Entries taken from a collection
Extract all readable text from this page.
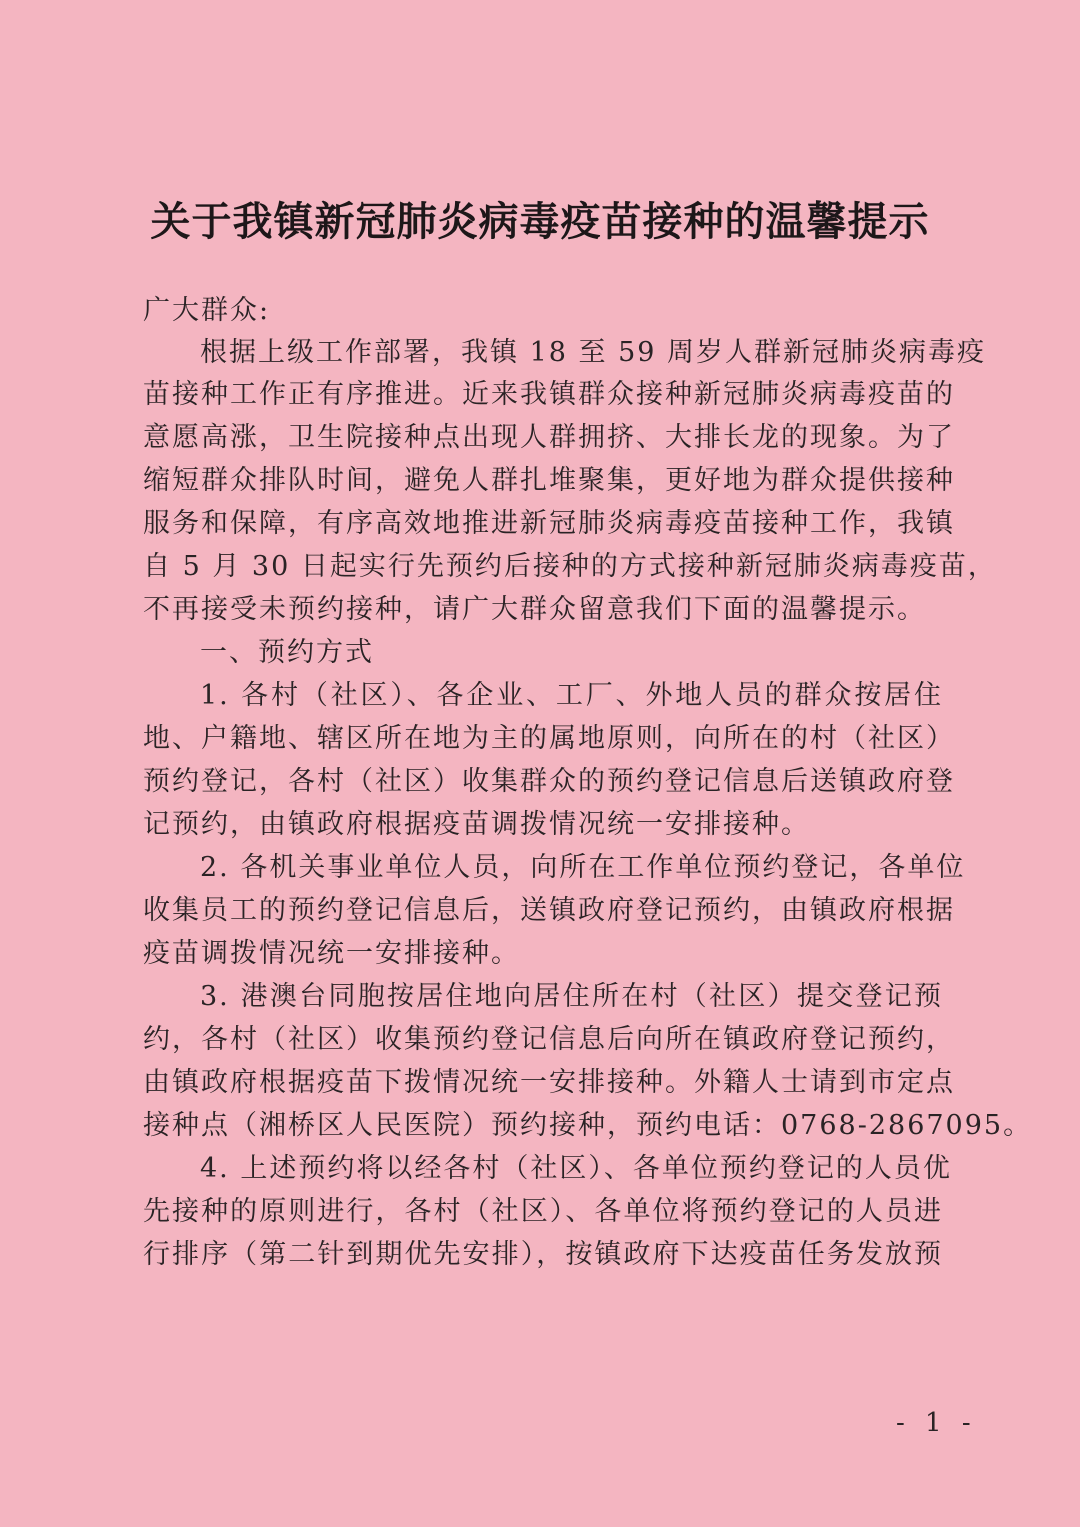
关于我镇新冠肺炎病毒疫苗接种的温馨提示
广大群众:
根据上级工作部署，我镇 18 至 59 周岁人群新冠肺炎病毒疫
苗接种工作正有序推进。近来我镇群众接种新冠肺炎病毒疫苗的
意愿高涨，卫生院接种点出现人群拥挤、大排长龙的现象。为了
缩短群众排队时间，避免人群扎堆聚集，更好地为群众提供接种
服务和保障，有序高效地推进新冠肺炎病毒疫苗接种工作，我镇
自 5 月 30 日起实行先预约后接种的方式接种新冠肺炎病毒疫苗，
不再接受未预约接种，请广大群众留意我们下面的温馨提示。
一、预约方式
1. 各村（社区）、各企业、工厂、外地人员的群众按居住
地、户籍地、辖区所在地为主的属地原则，向所在的村（社区）
预约登记，各村（社区）收集群众的预约登记信息后送镇政府登
记预约，由镇政府根据疫苗调拨情况统一安排接种。
2. 各机关事业单位人员，向所在工作单位预约登记，各单位
收集员工的预约登记信息后，送镇政府登记预约，由镇政府根据
疫苗调拨情况统一安排接种。
3. 港澳台同胞按居住地向居住所在村（社区）提交登记预
约，各村（社区）收集预约登记信息后向所在镇政府登记预约，
由镇政府根据疫苗下拨情况统一安排接种。外籍人士请到市定点
接种点（湘桥区人民医院）预约接种，预约电话：0768-2867095。
4. 上述预约将以经各村（社区）、各单位预约登记的人员优
先接种的原则进行，各村（社区）、各单位将预约登记的人员进
行排序（第二针到期优先安排），按镇政府下达疫苗任务发放预
- 1 -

To be done
Every record must be copied exactly, with the pictures left out.

Written answer
Extract all readable text from this page.
关于我镇新冠肺炎病毒疫苗接种的温馨提示
广大群众:
根据上级工作部署，我镇 18 至 59 周岁人群新冠肺炎病毒疫
苗接种工作正有序推进。近来我镇群众接种新冠肺炎病毒疫苗的
意愿高涨，卫生院接种点出现人群拥挤、大排长龙的现象。为了
缩短群众排队时间，避免人群扎堆聚集，更好地为群众提供接种
服务和保障，有序高效地推进新冠肺炎病毒疫苗接种工作，我镇
自 5 月 30 日起实行先预约后接种的方式接种新冠肺炎病毒疫苗，
不再接受未预约接种，请广大群众留意我们下面的温馨提示。
一、预约方式
1. 各村（社区）、各企业、工厂、外地人员的群众按居住
地、户籍地、辖区所在地为主的属地原则，向所在的村（社区）
预约登记，各村（社区）收集群众的预约登记信息后送镇政府登
记预约，由镇政府根据疫苗调拨情况统一安排接种。
2. 各机关事业单位人员，向所在工作单位预约登记，各单位
收集员工的预约登记信息后，送镇政府登记预约，由镇政府根据
疫苗调拨情况统一安排接种。
3. 港澳台同胞按居住地向居住所在村（社区）提交登记预
约，各村（社区）收集预约登记信息后向所在镇政府登记预约，
由镇政府根据疫苗下拨情况统一安排接种。外籍人士请到市定点
接种点（湘桥区人民医院）预约接种，预约电话：0768-2867095。
4. 上述预约将以经各村（社区）、各单位预约登记的人员优
先接种的原则进行，各村（社区）、各单位将预约登记的人员进
行排序（第二针到期优先安排），按镇政府下达疫苗任务发放预
- 1 -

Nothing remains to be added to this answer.